Extracted records:
** START **

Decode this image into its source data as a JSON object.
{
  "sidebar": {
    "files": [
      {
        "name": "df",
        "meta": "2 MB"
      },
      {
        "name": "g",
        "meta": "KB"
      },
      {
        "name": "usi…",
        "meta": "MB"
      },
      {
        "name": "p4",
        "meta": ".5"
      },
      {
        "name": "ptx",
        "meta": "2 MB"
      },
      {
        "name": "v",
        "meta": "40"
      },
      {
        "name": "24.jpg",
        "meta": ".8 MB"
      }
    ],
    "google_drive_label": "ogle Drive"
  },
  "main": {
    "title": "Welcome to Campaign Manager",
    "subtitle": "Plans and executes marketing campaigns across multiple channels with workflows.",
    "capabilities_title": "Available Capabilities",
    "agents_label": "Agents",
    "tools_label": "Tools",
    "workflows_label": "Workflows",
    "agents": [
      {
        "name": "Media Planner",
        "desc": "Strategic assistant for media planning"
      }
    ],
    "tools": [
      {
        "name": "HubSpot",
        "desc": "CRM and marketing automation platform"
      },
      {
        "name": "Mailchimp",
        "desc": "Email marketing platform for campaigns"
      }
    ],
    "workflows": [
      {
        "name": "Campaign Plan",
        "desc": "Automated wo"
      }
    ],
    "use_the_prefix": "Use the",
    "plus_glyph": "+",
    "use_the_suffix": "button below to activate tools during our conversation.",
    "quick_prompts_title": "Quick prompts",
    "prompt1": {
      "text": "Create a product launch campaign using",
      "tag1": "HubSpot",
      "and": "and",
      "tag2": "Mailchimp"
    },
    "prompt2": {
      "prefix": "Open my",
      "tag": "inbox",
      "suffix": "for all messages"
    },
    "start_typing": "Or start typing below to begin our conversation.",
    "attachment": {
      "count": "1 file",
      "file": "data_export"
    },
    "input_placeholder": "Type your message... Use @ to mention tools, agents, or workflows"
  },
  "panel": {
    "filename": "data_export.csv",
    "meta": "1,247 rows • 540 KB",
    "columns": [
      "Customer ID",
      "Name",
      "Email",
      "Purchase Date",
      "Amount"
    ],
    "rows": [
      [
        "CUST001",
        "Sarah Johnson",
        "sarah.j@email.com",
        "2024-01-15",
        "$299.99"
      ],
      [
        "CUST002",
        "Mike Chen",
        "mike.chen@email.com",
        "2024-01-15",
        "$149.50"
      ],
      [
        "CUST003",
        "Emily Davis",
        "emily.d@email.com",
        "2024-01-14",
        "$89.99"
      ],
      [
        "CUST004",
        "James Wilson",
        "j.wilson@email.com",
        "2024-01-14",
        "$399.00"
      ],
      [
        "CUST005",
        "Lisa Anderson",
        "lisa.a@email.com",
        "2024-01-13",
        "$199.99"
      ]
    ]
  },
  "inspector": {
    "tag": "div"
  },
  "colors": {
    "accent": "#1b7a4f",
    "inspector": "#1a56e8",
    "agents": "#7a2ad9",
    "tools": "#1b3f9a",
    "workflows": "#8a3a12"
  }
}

** END **

* Written task: Reproduce every line of the material above exactly.

* Correct answer:
Decode this image into its source data as a JSON object.
{
  "sidebar": {
    "files": [
      {
        "name": "df",
        "meta": "2 MB"
      },
      {
        "name": "g",
        "meta": "KB"
      },
      {
        "name": "usi…",
        "meta": "MB"
      },
      {
        "name": "p4",
        "meta": ".5"
      },
      {
        "name": "ptx",
        "meta": "2 MB"
      },
      {
        "name": "v",
        "meta": "40"
      },
      {
        "name": "24.jpg",
        "meta": ".8 MB"
      }
    ],
    "google_drive_label": "ogle Drive"
  },
  "main": {
    "title": "Welcome to Campaign Manager",
    "subtitle": "Plans and executes marketing campaigns across multiple channels with workflows.",
    "capabilities_title": "Available Capabilities",
    "agents_label": "Agents",
    "tools_label": "Tools",
    "workflows_label": "Workflows",
    "agents": [
      {
        "name": "Media Planner",
        "desc": "Strategic assistant for media planning"
      }
    ],
    "tools": [
      {
        "name": "HubSpot",
        "desc": "CRM and marketing automation platform"
      },
      {
        "name": "Mailchimp",
        "desc": "Email marketing platform for campaigns"
      }
    ],
    "workflows": [
      {
        "name": "Campaign Plan",
        "desc": "Automated wo"
      }
    ],
    "use_the_prefix": "Use the",
    "plus_glyph": "+",
    "use_the_suffix": "button below to activate tools during our conversation.",
    "quick_prompts_title": "Quick prompts",
    "prompt1": {
      "text": "Create a product launch campaign using",
      "tag1": "HubSpot",
      "and": "and",
      "tag2": "Mailchimp"
    },
    "prompt2": {
      "prefix": "Open my",
      "tag": "inbox",
      "suffix": "for all messages"
    },
    "start_typing": "Or start typing below to begin our conversation.",
    "attachment": {
      "count": "1 file",
      "file": "data_export"
    },
    "input_placeholder": "Type your message... Use @ to mention tools, agents, or workflows"
  },
  "panel": {
    "filename": "data_export.csv",
    "meta": "1,247 rows • 540 KB",
    "columns": [
      "Customer ID",
      "Name",
      "Email",
      "Purchase Date",
      "Amount"
    ],
    "rows": [
      [
        "CUST001",
        "Sarah Johnson",
        "sarah.j@email.com",
        "2024-01-15",
        "$299.99"
      ],
      [
        "CUST002",
        "Mike Chen",
        "mike.chen@email.com",
        "2024-01-15",
        "$149.50"
      ],
      [
        "CUST003",
        "Emily Davis",
        "emily.d@email.com",
        "2024-01-14",
        "$89.99"
      ],
      [
        "CUST004",
        "James Wilson",
        "j.wilson@email.com",
        "2024-01-14",
        "$399.00"
      ],
      [
        "CUST005",
        "Lisa Anderson",
        "lisa.a@email.com",
        "2024-01-13",
        "$199.99"
      ]
    ]
  },
  "inspector": {
    "tag": "div"
  },
  "colors": {
    "accent": "#1b7a4f",
    "inspector": "#1a56e8",
    "agents": "#7a2ad9",
    "tools": "#1b3f9a",
    "workflows": "#8a3a12"
  }
}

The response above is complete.